(Rows from a figure dataset)
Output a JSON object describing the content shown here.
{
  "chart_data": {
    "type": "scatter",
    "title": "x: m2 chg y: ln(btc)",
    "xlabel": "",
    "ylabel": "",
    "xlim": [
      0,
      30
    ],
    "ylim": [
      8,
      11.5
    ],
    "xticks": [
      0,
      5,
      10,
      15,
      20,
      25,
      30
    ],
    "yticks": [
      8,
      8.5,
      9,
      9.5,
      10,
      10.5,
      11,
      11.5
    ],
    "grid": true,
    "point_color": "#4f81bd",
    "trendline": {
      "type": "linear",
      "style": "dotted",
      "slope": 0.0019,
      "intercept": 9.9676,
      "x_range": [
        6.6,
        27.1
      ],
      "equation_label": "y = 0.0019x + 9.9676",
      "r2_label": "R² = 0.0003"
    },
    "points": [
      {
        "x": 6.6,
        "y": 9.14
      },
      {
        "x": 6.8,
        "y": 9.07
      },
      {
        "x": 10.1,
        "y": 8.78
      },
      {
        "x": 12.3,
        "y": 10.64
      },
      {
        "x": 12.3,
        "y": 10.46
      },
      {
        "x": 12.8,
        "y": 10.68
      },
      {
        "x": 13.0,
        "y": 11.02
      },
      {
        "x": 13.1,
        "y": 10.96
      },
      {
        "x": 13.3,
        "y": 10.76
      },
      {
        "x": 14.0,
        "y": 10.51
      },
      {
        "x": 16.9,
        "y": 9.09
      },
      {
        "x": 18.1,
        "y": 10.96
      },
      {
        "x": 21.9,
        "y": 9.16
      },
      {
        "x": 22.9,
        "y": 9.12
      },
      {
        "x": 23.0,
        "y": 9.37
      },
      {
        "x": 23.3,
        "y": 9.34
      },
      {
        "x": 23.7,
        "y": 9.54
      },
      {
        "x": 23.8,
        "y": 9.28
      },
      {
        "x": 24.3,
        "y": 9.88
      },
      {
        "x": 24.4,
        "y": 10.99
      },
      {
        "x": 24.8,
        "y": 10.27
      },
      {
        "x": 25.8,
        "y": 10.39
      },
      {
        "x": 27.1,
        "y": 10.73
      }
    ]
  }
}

● **Task details**
Set down all of the data above, word for word.

● **Response**
Output a JSON object describing the content shown here.
{
  "chart_data": {
    "type": "scatter",
    "title": "x: m2 chg y: ln(btc)",
    "xlabel": "",
    "ylabel": "",
    "xlim": [
      0,
      30
    ],
    "ylim": [
      8,
      11.5
    ],
    "xticks": [
      0,
      5,
      10,
      15,
      20,
      25,
      30
    ],
    "yticks": [
      8,
      8.5,
      9,
      9.5,
      10,
      10.5,
      11,
      11.5
    ],
    "grid": true,
    "point_color": "#4f81bd",
    "trendline": {
      "type": "linear",
      "style": "dotted",
      "slope": 0.0019,
      "intercept": 9.9676,
      "x_range": [
        6.6,
        27.1
      ],
      "equation_label": "y = 0.0019x + 9.9676",
      "r2_label": "R² = 0.0003"
    },
    "points": [
      {
        "x": 6.6,
        "y": 9.14
      },
      {
        "x": 6.8,
        "y": 9.07
      },
      {
        "x": 10.1,
        "y": 8.78
      },
      {
        "x": 12.3,
        "y": 10.64
      },
      {
        "x": 12.3,
        "y": 10.46
      },
      {
        "x": 12.8,
        "y": 10.68
      },
      {
        "x": 13.0,
        "y": 11.02
      },
      {
        "x": 13.1,
        "y": 10.96
      },
      {
        "x": 13.3,
        "y": 10.76
      },
      {
        "x": 14.0,
        "y": 10.51
      },
      {
        "x": 16.9,
        "y": 9.09
      },
      {
        "x": 18.1,
        "y": 10.96
      },
      {
        "x": 21.9,
        "y": 9.16
      },
      {
        "x": 22.9,
        "y": 9.12
      },
      {
        "x": 23.0,
        "y": 9.37
      },
      {
        "x": 23.3,
        "y": 9.34
      },
      {
        "x": 23.7,
        "y": 9.54
      },
      {
        "x": 23.8,
        "y": 9.28
      },
      {
        "x": 24.3,
        "y": 9.88
      },
      {
        "x": 24.4,
        "y": 10.99
      },
      {
        "x": 24.8,
        "y": 10.27
      },
      {
        "x": 25.8,
        "y": 10.39
      },
      {
        "x": 27.1,
        "y": 10.73
      }
    ]
  }
}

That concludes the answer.